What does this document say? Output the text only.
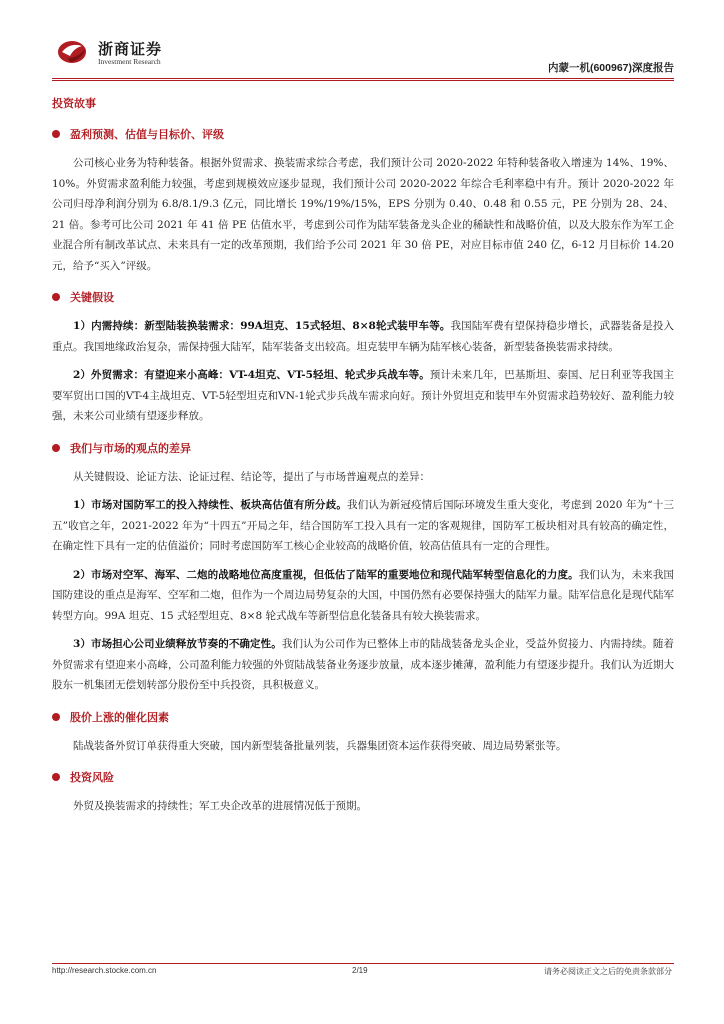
浙商证券
Investment Research
内蒙一机(600967)深度报告
投资故事
盈利预测、估值与目标价、评级

公司核心业务为特种装备。根据外贸需求、换装需求综合考虑，我们预计公司 2020-2022 年特种装备收入增速为 14%、19%、10%。外贸需求盈利能力较强，考虑到规模效应逐步显现，我们预计公司 2020-2022 年综合毛利率稳中有升。预计 2020-2022 年公司归母净利润分别为 6.8/8.1/9.3 亿元，同比增长 19%/19%/15%，EPS 分别为 0.40、0.48 和 0.55 元，PE 分别为 28、24、21 倍。参考可比公司 2021 年 41 倍 PE 估值水平，考虑到公司作为陆军装备龙头企业的稀缺性和战略价值，以及大股东作为军工企业混合所有制改革试点、未来具有一定的改革预期，我们给予公司 2021 年 30 倍 PE，对应目标市值 240 亿，6-12 月目标价 14.20 元，给予“买入”评级。

关键假设

1）内需持续：新型陆装换装需求：99A坦克、15式轻坦、8×8轮式装甲车等。我国陆军费有望保持稳步增长，武器装备是投入重点。我国地缘政治复杂，需保持强大陆军，陆军装备支出较高。坦克装甲车辆为陆军核心装备，新型装备换装需求持续。

2）外贸需求：有望迎来小高峰：VT-4坦克、VT-5轻坦、轮式步兵战车等。预计未来几年，巴基斯坦、泰国、尼日利亚等我国主要军贸出口国的VT-4主战坦克、VT-5轻型坦克和VN-1轮式步兵战车需求向好。预计外贸坦克和装甲车外贸需求趋势较好、盈利能力较强，未来公司业绩有望逐步释放。

我们与市场的观点的差异

从关键假设、论证方法、论证过程、结论等，提出了与市场普遍观点的差异：

1）市场对国防军工的投入持续性、板块高估值有所分歧。我们认为新冠疫情后国际环境发生重大变化，考虑到 2020 年为“十三五”收官之年，2021-2022 年为“十四五”开局之年，结合国防军工投入具有一定的客观规律，国防军工板块相对具有较高的确定性，在确定性下具有一定的估值溢价；同时考虑国防军工核心企业较高的战略价值，较高估值具有一定的合理性。

2）市场对空军、海军、二炮的战略地位高度重视，但低估了陆军的重要地位和现代陆军转型信息化的力度。我们认为，未来我国国防建设的重点是海军、空军和二炮，但作为一个周边局势复杂的大国，中国仍然有必要保持强大的陆军力量。陆军信息化是现代陆军转型方向。99A 坦克、15 式轻型坦克、8×8 轮式战车等新型信息化装备具有较大换装需求。

3）市场担心公司业绩释放节奏的不确定性。我们认为公司作为已整体上市的陆战装备龙头企业，受益外贸接力、内需持续。随着外贸需求有望迎来小高峰，公司盈利能力较强的外贸陆战装备业务逐步放量，成本逐步摊薄，盈利能力有望逐步提升。我们认为近期大股东一机集团无偿划转部分股份至中兵投资，具积极意义。

股价上涨的催化因素

陆战装备外贸订单获得重大突破，国内新型装备批量列装，兵器集团资本运作获得突破、周边局势紧张等。

投资风险

外贸及换装需求的持续性；军工央企改革的进展情况低于预期。

http://research.stocke.com.cn	2/19	请务必阅读正文之后的免责条款部分
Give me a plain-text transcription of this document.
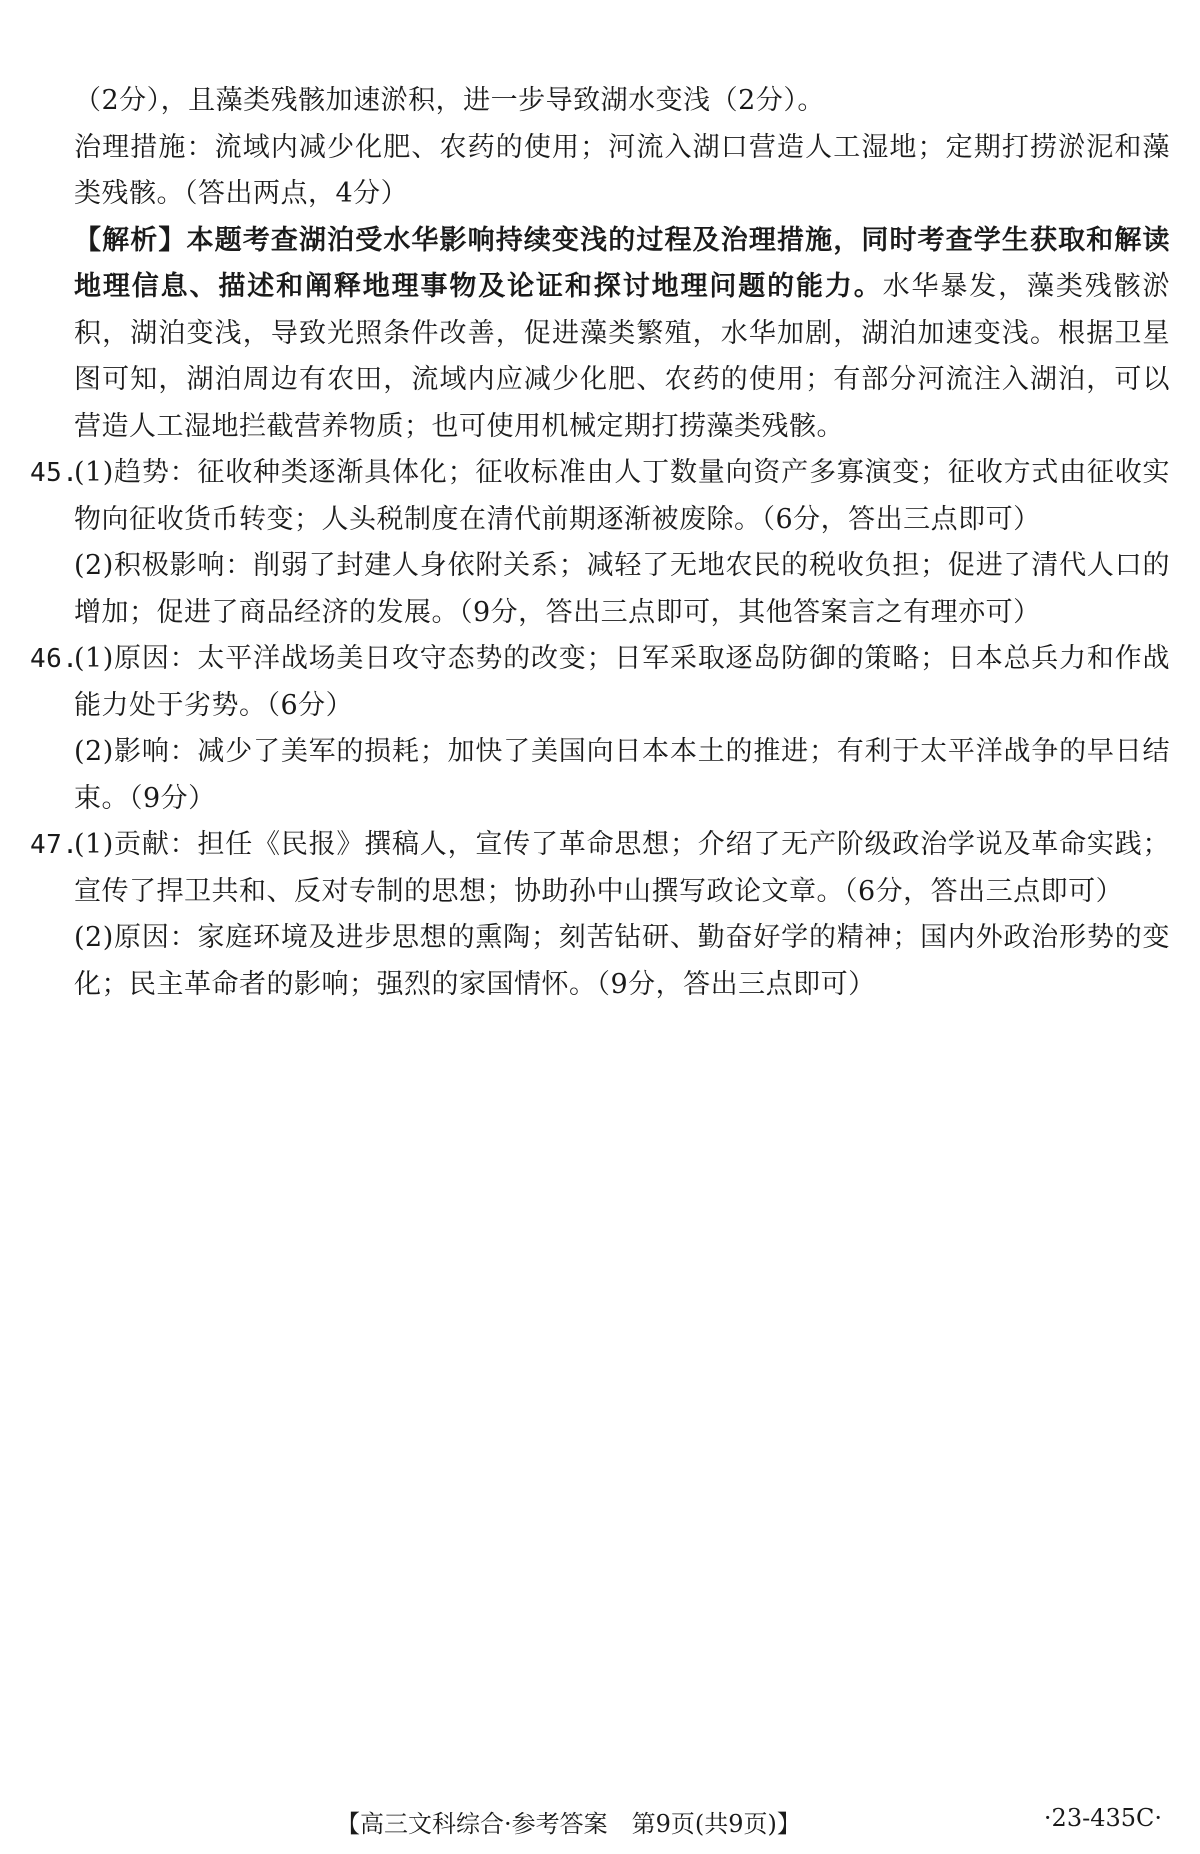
（2分），且藻类残骸加速淤积，进一步导致湖水变浅（2分）。

治理措施：流域内减少化肥、农药的使用；河流入湖口营造人工湿地；定期打捞淤泥和藻类残骸。（答出两点，4分）

【解析】本题考查湖泊受水华影响持续变浅的过程及治理措施，同时考查学生获取和解读地理信息、描述和阐释地理事物及论证和探讨地理问题的能力。水华暴发，藻类残骸淤积，湖泊变浅，导致光照条件改善，促进藻类繁殖，水华加剧，湖泊加速变浅。根据卫星图可知，湖泊周边有农田，流域内应减少化肥、农药的使用；有部分河流注入湖泊，可以营造人工湿地拦截营养物质；也可使用机械定期打捞藻类残骸。

45.

(1)趋势：征收种类逐渐具体化；征收标准由人丁数量向资产多寡演变；征收方式由征收实物向征收货币转变；人头税制度在清代前期逐渐被废除。（6分，答出三点即可）

(2)积极影响：削弱了封建人身依附关系；减轻了无地农民的税收负担；促进了清代人口的增加；促进了商品经济的发展。（9分，答出三点即可，其他答案言之有理亦可）

46.

(1)原因：太平洋战场美日攻守态势的改变；日军采取逐岛防御的策略；日本总兵力和作战能力处于劣势。（6分）

(2)影响：减少了美军的损耗；加快了美国向日本本土的推进；有利于太平洋战争的早日结束。（9分）

47.

(1)贡献：担任《民报》撰稿人，宣传了革命思想；介绍了无产阶级政治学说及革命实践；宣传了捍卫共和、反对专制的思想；协助孙中山撰写政论文章。（6分，答出三点即可）

(2)原因：家庭环境及进步思想的熏陶；刻苦钻研、勤奋好学的精神；国内外政治形势的变化；民主革命者的影响；强烈的家国情怀。（9分，答出三点即可）

【高三文科综合·参考答案　第9页(共9页)】	·23-435C·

▶ Short problem
Go through the listing above and write it all out exactly, leaving out any picture.

▶ Answer to this task
What does this document say? Output the text only.
浙商证券
Investment Research
内蒙一机(600967)深度报告
投资故事
盈利预测、估值与目标价、评级

公司核心业务为特种装备。根据外贸需求、换装需求综合考虑，我们预计公司 2020-2022 年特种装备收入增速为 14%、19%、10%。外贸需求盈利能力较强，考虑到规模效应逐步显现，我们预计公司 2020-2022 年综合毛利率稳中有升。预计 2020-2022 年公司归母净利润分别为 6.8/8.1/9.3 亿元，同比增长 19%/19%/15%，EPS 分别为 0.40、0.48 和 0.55 元，PE 分别为 28、24、21 倍。参考可比公司 2021 年 41 倍 PE 估值水平，考虑到公司作为陆军装备龙头企业的稀缺性和战略价值，以及大股东作为军工企业混合所有制改革试点、未来具有一定的改革预期，我们给予公司 2021 年 30 倍 PE，对应目标市值 240 亿，6-12 月目标价 14.20 元，给予“买入”评级。

关键假设

1）内需持续：新型陆装换装需求：99A坦克、15式轻坦、8×8轮式装甲车等。我国陆军费有望保持稳步增长，武器装备是投入重点。我国地缘政治复杂，需保持强大陆军，陆军装备支出较高。坦克装甲车辆为陆军核心装备，新型装备换装需求持续。

2）外贸需求：有望迎来小高峰：VT-4坦克、VT-5轻坦、轮式步兵战车等。预计未来几年，巴基斯坦、泰国、尼日利亚等我国主要军贸出口国的VT-4主战坦克、VT-5轻型坦克和VN-1轮式步兵战车需求向好。预计外贸坦克和装甲车外贸需求趋势较好、盈利能力较强，未来公司业绩有望逐步释放。

我们与市场的观点的差异

从关键假设、论证方法、论证过程、结论等，提出了与市场普遍观点的差异：

1）市场对国防军工的投入持续性、板块高估值有所分歧。我们认为新冠疫情后国际环境发生重大变化，考虑到 2020 年为“十三五”收官之年，2021-2022 年为“十四五”开局之年，结合国防军工投入具有一定的客观规律，国防军工板块相对具有较高的确定性，在确定性下具有一定的估值溢价；同时考虑国防军工核心企业较高的战略价值，较高估值具有一定的合理性。

2）市场对空军、海军、二炮的战略地位高度重视，但低估了陆军的重要地位和现代陆军转型信息化的力度。我们认为，未来我国国防建设的重点是海军、空军和二炮，但作为一个周边局势复杂的大国，中国仍然有必要保持强大的陆军力量。陆军信息化是现代陆军转型方向。99A 坦克、15 式轻型坦克、8×8 轮式战车等新型信息化装备具有较大换装需求。

3）市场担心公司业绩释放节奏的不确定性。我们认为公司作为已整体上市的陆战装备龙头企业，受益外贸接力、内需持续。随着外贸需求有望迎来小高峰，公司盈利能力较强的外贸陆战装备业务逐步放量，成本逐步摊薄，盈利能力有望逐步提升。我们认为近期大股东一机集团无偿划转部分股份至中兵投资，具积极意义。

股价上涨的催化因素

陆战装备外贸订单获得重大突破，国内新型装备批量列装，兵器集团资本运作获得突破、周边局势紧张等。

投资风险

外贸及换装需求的持续性；军工央企改革的进展情况低于预期。

http://research.stocke.com.cn	2/19	请务必阅读正文之后的免责条款部分
Give me a plain-text transcription of this document.
（2分），且藻类残骸加速淤积，进一步导致湖水变浅（2分）。

治理措施：流域内减少化肥、农药的使用；河流入湖口营造人工湿地；定期打捞淤泥和藻类残骸。（答出两点，4分）

【解析】本题考查湖泊受水华影响持续变浅的过程及治理措施，同时考查学生获取和解读地理信息、描述和阐释地理事物及论证和探讨地理问题的能力。水华暴发，藻类残骸淤积，湖泊变浅，导致光照条件改善，促进藻类繁殖，水华加剧，湖泊加速变浅。根据卫星图可知，湖泊周边有农田，流域内应减少化肥、农药的使用；有部分河流注入湖泊，可以营造人工湿地拦截营养物质；也可使用机械定期打捞藻类残骸。

45.

(1)趋势：征收种类逐渐具体化；征收标准由人丁数量向资产多寡演变；征收方式由征收实物向征收货币转变；人头税制度在清代前期逐渐被废除。（6分，答出三点即可）

(2)积极影响：削弱了封建人身依附关系；减轻了无地农民的税收负担；促进了清代人口的增加；促进了商品经济的发展。（9分，答出三点即可，其他答案言之有理亦可）

46.

(1)原因：太平洋战场美日攻守态势的改变；日军采取逐岛防御的策略；日本总兵力和作战能力处于劣势。（6分）

(2)影响：减少了美军的损耗；加快了美国向日本本土的推进；有利于太平洋战争的早日结束。（9分）

47.

(1)贡献：担任《民报》撰稿人，宣传了革命思想；介绍了无产阶级政治学说及革命实践；宣传了捍卫共和、反对专制的思想；协助孙中山撰写政论文章。（6分，答出三点即可）

(2)原因：家庭环境及进步思想的熏陶；刻苦钻研、勤奋好学的精神；国内外政治形势的变化；民主革命者的影响；强烈的家国情怀。（9分，答出三点即可）

【高三文科综合·参考答案　第9页(共9页)】	·23-435C·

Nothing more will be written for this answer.